** START **
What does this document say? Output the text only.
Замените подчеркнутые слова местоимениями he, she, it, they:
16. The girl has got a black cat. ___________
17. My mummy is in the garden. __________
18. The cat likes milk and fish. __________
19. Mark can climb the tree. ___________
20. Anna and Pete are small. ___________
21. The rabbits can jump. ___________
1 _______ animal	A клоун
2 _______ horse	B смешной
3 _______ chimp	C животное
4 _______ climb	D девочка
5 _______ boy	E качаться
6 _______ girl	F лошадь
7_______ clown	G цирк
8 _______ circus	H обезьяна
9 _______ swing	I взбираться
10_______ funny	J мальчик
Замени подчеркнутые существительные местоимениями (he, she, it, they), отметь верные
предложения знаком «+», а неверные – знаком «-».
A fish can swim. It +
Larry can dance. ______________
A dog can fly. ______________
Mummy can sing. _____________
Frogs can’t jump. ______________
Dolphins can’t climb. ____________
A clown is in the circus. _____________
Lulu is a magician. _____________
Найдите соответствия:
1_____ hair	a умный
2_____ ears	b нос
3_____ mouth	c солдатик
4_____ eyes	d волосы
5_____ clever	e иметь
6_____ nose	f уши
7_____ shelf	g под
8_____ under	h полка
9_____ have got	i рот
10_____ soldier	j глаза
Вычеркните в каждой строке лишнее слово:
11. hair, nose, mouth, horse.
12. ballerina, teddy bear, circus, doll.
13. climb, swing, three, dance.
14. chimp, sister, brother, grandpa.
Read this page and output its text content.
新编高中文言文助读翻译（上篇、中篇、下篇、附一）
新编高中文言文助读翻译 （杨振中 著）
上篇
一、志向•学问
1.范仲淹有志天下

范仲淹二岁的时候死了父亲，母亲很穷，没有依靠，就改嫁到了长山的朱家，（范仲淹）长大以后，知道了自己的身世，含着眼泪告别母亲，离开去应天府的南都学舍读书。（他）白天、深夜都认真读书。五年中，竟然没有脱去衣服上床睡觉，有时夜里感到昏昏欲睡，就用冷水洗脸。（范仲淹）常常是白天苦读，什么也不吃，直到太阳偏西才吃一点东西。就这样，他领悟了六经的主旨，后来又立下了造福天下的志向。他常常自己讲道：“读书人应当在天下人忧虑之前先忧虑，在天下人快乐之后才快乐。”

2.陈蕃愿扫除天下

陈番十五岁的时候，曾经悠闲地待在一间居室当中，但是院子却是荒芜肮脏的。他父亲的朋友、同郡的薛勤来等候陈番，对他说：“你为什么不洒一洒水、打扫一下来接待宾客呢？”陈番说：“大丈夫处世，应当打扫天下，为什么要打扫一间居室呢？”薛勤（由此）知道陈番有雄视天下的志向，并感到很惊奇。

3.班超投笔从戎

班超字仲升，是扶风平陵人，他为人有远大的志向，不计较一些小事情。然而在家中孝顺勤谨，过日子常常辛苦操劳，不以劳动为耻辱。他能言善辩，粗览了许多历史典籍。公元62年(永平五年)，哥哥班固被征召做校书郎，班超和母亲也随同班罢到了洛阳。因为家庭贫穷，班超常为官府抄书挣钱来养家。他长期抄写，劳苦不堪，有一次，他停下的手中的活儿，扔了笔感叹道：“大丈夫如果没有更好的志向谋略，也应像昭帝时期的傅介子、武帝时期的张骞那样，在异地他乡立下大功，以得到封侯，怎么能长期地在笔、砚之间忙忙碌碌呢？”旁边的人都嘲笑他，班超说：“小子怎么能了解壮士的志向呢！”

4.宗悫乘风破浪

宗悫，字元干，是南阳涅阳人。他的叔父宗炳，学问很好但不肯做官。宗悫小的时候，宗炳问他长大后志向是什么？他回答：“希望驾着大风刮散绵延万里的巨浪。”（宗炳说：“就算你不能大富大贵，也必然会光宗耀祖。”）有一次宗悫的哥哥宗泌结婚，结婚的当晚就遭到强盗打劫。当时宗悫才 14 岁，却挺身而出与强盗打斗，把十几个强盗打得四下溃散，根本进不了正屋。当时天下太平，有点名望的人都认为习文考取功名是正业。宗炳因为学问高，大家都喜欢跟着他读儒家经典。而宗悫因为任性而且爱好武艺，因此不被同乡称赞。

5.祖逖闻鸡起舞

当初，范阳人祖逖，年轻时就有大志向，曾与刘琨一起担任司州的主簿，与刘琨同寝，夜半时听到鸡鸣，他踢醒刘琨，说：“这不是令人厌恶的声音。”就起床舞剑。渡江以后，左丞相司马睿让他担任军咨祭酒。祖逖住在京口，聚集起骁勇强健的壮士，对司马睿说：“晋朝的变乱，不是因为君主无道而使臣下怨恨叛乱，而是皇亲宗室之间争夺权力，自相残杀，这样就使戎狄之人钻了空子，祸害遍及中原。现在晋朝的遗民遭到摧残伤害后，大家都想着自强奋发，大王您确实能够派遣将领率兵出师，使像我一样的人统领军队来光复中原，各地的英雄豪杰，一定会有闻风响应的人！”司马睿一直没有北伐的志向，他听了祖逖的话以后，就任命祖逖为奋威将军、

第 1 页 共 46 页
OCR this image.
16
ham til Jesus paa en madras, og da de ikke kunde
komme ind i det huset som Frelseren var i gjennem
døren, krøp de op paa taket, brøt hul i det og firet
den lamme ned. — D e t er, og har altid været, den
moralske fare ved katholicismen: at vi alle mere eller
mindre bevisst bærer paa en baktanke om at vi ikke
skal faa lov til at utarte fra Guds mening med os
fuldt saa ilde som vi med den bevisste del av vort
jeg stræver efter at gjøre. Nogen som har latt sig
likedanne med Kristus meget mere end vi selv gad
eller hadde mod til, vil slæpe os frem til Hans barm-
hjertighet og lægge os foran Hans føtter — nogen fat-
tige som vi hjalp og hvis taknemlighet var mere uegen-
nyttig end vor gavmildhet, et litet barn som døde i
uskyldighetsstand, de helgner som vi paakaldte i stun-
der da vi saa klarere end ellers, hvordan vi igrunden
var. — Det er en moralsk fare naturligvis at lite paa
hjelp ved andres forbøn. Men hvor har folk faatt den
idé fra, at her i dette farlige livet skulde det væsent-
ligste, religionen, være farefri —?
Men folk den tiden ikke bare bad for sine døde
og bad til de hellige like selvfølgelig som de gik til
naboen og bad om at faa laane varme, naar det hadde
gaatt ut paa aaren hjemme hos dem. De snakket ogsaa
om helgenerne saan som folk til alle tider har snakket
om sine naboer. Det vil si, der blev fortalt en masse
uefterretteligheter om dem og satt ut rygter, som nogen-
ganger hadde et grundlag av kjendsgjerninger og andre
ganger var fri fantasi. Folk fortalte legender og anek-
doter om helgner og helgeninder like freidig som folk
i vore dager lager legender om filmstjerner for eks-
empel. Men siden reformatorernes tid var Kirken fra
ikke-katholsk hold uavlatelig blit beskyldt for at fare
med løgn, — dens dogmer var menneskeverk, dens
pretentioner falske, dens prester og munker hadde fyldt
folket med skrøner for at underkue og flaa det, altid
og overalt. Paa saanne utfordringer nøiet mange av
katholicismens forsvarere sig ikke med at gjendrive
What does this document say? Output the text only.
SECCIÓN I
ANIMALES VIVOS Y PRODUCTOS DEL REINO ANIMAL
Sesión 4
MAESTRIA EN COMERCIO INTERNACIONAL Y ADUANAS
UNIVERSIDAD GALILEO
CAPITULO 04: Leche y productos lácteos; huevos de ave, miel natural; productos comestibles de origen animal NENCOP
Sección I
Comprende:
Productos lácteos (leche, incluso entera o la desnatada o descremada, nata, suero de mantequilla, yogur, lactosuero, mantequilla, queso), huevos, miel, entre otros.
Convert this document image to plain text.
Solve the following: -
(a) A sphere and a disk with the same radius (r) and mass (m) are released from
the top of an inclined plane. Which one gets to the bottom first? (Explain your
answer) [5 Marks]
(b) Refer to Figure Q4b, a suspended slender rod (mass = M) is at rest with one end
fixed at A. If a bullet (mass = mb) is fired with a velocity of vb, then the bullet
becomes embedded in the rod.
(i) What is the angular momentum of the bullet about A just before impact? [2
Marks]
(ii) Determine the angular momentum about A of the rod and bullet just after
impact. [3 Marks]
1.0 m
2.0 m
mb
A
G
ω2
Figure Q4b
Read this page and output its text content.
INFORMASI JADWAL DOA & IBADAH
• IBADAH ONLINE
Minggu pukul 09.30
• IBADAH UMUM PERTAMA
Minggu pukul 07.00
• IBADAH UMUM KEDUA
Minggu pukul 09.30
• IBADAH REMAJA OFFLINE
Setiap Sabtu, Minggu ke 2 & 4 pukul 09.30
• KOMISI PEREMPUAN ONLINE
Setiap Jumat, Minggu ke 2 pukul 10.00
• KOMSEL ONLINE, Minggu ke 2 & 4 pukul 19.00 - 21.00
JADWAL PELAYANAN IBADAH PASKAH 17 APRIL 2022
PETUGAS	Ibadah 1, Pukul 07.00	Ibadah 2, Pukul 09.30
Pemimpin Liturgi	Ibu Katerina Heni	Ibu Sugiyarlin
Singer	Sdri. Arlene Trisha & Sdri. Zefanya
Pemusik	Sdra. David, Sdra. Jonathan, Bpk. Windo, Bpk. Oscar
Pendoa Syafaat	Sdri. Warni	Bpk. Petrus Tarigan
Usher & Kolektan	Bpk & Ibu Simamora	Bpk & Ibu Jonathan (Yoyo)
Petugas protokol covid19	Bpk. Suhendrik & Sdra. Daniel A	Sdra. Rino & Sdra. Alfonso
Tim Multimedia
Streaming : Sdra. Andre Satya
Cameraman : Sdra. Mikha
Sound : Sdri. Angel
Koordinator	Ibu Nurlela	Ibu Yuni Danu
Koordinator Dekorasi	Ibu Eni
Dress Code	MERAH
** END **
_Given request_
Using the listing above, locate the lines that hold "about" and copy each one.

_Solved exercise_
(i) What is the angular momentum of the bullet about A just before impact? [2
(ii) Determine the angular momentum about A of the rod and bullet just after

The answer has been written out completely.